-- What you are asked to do --
Copy out the stretch of lines from the start of the records through the line that contains "velocity-y-axis-label-end: ) <box>65", keeping every character as it appears. Include both end lines.

-- Material supplied --

※ ※ ※

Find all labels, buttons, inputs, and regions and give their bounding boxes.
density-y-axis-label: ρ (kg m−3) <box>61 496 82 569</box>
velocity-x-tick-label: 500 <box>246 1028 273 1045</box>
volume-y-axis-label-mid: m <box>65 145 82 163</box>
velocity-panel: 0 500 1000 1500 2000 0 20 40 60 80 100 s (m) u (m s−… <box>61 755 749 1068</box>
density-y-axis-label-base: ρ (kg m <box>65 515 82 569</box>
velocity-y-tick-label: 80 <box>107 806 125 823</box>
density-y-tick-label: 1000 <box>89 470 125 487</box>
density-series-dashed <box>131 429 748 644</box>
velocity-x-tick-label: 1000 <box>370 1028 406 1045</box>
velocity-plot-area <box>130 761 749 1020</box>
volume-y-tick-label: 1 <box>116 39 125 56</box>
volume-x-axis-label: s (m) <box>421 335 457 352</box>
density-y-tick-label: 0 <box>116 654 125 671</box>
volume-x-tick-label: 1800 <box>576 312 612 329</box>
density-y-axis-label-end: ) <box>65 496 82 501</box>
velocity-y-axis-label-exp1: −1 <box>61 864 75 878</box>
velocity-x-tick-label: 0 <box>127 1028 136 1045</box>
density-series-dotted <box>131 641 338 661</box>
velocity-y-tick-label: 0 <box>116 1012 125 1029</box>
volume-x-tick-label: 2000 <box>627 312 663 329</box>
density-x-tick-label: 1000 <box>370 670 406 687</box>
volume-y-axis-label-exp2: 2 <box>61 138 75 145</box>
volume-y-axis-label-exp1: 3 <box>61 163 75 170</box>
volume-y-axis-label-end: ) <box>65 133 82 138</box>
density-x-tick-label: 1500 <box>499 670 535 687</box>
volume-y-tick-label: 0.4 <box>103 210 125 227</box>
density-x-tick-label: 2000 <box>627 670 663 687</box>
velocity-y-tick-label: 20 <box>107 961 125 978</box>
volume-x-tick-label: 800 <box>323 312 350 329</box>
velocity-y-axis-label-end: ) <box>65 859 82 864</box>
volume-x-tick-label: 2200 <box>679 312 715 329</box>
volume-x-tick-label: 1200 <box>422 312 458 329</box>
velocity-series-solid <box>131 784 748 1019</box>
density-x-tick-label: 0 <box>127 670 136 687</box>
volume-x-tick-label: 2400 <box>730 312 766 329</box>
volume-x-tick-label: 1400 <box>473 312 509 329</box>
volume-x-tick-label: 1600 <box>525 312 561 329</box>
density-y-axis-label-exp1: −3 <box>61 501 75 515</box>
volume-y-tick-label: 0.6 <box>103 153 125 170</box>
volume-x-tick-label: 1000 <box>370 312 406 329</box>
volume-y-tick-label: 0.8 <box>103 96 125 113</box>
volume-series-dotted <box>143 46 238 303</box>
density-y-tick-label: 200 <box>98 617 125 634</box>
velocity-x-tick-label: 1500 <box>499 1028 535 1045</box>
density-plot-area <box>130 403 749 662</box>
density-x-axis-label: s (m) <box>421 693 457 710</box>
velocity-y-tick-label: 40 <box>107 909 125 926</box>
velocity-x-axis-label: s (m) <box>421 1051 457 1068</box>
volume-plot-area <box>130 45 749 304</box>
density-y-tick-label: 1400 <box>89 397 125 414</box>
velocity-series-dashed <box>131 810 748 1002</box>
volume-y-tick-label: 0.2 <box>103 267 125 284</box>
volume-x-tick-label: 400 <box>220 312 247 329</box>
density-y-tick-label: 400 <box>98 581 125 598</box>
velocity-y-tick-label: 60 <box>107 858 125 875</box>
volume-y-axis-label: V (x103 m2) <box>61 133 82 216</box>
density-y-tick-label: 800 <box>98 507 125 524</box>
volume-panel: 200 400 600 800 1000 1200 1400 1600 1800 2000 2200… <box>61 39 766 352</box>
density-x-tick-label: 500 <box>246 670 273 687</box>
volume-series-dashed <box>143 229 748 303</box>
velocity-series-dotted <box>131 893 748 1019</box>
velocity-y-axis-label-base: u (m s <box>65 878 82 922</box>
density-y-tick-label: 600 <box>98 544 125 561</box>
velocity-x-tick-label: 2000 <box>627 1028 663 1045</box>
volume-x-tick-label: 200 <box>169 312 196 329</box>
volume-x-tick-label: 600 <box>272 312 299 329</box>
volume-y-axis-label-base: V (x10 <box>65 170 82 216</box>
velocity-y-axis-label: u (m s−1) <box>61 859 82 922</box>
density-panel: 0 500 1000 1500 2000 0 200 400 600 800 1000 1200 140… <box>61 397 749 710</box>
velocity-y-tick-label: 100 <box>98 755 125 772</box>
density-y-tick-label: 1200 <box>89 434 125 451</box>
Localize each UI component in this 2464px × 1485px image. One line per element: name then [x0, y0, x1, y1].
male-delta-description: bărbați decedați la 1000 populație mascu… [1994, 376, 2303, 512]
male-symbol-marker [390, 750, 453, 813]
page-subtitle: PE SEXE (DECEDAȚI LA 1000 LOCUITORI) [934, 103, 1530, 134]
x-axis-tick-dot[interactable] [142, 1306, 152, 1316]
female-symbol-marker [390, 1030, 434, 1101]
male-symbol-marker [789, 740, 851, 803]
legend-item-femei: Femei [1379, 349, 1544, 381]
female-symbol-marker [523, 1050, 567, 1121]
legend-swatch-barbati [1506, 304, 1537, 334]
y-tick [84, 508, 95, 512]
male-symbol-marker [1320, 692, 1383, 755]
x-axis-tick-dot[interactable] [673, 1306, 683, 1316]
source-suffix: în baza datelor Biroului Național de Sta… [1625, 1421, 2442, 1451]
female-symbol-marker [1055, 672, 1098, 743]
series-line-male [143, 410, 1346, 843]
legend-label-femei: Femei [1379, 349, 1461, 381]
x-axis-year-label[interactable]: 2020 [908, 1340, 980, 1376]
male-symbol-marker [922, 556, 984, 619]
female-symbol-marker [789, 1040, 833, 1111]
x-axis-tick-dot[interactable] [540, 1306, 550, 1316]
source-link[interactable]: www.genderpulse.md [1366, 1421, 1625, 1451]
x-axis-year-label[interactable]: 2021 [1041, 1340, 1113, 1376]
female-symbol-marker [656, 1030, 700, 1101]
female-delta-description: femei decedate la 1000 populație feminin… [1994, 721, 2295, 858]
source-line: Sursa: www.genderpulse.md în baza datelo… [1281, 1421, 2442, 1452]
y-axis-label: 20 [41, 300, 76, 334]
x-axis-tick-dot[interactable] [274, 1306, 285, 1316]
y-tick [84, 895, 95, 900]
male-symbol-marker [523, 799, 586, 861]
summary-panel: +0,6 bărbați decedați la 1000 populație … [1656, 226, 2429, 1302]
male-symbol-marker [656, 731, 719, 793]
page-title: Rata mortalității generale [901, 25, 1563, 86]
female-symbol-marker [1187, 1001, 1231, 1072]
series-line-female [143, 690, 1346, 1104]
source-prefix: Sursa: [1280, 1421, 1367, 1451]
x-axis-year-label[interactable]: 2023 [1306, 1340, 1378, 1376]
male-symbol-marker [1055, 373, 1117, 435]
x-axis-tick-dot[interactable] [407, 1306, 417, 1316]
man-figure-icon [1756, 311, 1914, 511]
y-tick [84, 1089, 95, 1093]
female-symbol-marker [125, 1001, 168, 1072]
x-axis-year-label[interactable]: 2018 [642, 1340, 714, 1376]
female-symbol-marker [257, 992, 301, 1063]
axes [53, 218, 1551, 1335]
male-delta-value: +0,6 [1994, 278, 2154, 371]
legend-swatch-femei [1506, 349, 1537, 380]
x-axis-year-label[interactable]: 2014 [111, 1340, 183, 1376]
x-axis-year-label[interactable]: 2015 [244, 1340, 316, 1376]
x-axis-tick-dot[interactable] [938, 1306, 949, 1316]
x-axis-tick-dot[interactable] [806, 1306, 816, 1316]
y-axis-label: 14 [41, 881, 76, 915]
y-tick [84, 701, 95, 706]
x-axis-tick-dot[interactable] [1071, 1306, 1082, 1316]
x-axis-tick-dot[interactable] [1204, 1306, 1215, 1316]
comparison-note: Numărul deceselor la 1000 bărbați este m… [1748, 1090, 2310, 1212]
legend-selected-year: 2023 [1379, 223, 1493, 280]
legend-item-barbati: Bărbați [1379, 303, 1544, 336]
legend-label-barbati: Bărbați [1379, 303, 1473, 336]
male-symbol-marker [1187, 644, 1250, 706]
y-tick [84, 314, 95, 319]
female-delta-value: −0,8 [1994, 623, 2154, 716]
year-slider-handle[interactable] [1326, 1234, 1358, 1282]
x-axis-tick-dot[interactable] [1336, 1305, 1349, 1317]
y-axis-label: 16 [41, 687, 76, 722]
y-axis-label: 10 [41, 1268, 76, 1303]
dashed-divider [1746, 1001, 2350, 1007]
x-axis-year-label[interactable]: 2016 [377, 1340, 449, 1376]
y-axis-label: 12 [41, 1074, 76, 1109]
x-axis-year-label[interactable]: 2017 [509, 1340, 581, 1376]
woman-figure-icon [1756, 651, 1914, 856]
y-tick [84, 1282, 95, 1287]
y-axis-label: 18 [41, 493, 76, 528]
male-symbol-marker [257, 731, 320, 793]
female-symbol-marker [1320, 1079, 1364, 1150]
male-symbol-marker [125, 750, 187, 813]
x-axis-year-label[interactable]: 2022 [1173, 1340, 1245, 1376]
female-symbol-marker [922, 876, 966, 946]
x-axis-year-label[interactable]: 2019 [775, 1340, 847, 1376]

※ ※ ※

-- Task answer --
Find all labels, buttons, inputs, and regions and give their bounding boxes.
density-y-axis-label: ρ (kg m−3) <box>61 496 82 569</box>
velocity-x-tick-label: 500 <box>246 1028 273 1045</box>
volume-y-axis-label-mid: m <box>65 145 82 163</box>
velocity-panel: 0 500 1000 1500 2000 0 20 40 60 80 100 s (m) u (m s−… <box>61 755 749 1068</box>
density-y-axis-label-base: ρ (kg m <box>65 515 82 569</box>
velocity-y-tick-label: 80 <box>107 806 125 823</box>
density-y-tick-label: 1000 <box>89 470 125 487</box>
density-series-dashed <box>131 429 748 644</box>
velocity-x-tick-label: 1000 <box>370 1028 406 1045</box>
velocity-plot-area <box>130 761 749 1020</box>
volume-y-tick-label: 1 <box>116 39 125 56</box>
volume-x-axis-label: s (m) <box>421 335 457 352</box>
density-y-tick-label: 0 <box>116 654 125 671</box>
volume-x-tick-label: 1800 <box>576 312 612 329</box>
density-y-axis-label-end: ) <box>65 496 82 501</box>
velocity-y-axis-label-exp1: −1 <box>61 864 75 878</box>
velocity-x-tick-label: 0 <box>127 1028 136 1045</box>
density-series-dotted <box>131 641 338 661</box>
velocity-y-tick-label: 0 <box>116 1012 125 1029</box>
volume-x-tick-label: 2000 <box>627 312 663 329</box>
density-x-tick-label: 1000 <box>370 670 406 687</box>
volume-y-axis-label-exp2: 2 <box>61 138 75 145</box>
volume-y-axis-label-exp1: 3 <box>61 163 75 170</box>
volume-y-axis-label-end: ) <box>65 133 82 138</box>
density-x-tick-label: 1500 <box>499 670 535 687</box>
volume-y-tick-label: 0.4 <box>103 210 125 227</box>
density-x-tick-label: 2000 <box>627 670 663 687</box>
velocity-y-tick-label: 20 <box>107 961 125 978</box>
volume-x-tick-label: 800 <box>323 312 350 329</box>
velocity-y-axis-label-end: ) <box>65 859 82 864</box>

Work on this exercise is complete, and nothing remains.